Work required: Write out the lines from the start of the records through the one containing "x-tick-label: 2023-01-01 [388,272,446,330]" as a numbered list, omitting any blank lines.

Layout annotation data
=======
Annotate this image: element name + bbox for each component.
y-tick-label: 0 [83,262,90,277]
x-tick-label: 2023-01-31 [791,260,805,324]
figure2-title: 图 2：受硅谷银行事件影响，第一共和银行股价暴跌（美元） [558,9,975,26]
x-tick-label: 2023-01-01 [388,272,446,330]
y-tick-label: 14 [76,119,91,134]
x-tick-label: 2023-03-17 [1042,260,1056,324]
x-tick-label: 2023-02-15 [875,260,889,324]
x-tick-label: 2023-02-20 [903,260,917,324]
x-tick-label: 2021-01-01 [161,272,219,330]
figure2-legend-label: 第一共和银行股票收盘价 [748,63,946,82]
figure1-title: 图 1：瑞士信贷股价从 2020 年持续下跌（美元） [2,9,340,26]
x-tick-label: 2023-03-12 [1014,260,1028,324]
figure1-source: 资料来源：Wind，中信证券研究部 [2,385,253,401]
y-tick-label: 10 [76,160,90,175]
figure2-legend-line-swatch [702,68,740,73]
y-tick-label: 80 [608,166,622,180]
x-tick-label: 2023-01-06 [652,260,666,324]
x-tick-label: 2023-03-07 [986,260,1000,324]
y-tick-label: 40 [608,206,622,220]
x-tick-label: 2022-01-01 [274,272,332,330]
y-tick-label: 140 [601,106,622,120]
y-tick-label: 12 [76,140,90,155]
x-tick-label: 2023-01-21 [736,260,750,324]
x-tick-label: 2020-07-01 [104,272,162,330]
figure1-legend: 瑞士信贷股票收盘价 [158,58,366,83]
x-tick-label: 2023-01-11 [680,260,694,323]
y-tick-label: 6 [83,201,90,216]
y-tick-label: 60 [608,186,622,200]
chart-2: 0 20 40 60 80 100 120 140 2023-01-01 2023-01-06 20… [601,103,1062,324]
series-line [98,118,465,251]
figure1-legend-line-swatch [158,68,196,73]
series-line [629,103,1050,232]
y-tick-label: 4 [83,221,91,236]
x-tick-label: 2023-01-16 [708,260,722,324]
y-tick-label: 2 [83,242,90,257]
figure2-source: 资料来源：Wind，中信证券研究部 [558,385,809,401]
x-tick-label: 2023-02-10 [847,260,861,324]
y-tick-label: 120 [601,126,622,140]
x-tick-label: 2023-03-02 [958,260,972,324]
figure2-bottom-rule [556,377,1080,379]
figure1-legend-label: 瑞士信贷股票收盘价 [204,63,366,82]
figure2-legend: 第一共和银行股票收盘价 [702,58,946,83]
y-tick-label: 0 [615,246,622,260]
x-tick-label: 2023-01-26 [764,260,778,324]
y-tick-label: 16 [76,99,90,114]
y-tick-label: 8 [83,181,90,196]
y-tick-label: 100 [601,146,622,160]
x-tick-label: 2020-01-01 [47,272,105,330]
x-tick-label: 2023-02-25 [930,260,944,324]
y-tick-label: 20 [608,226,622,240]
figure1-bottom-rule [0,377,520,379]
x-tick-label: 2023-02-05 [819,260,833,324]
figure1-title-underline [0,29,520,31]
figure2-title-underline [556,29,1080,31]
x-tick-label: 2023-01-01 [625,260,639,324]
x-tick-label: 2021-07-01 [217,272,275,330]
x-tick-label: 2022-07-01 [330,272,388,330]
=======
Correct answer:
1. Annotate this image: element name + bbox for each component.
2. y-tick-label: 0 [83,262,90,277]
3. x-tick-label: 2023-01-31 [791,260,805,324]
4. figure2-title: 图 2：受硅谷银行事件影响，第一共和银行股价暴跌（美元） [558,9,975,26]
5. x-tick-label: 2023-01-01 [388,272,446,330]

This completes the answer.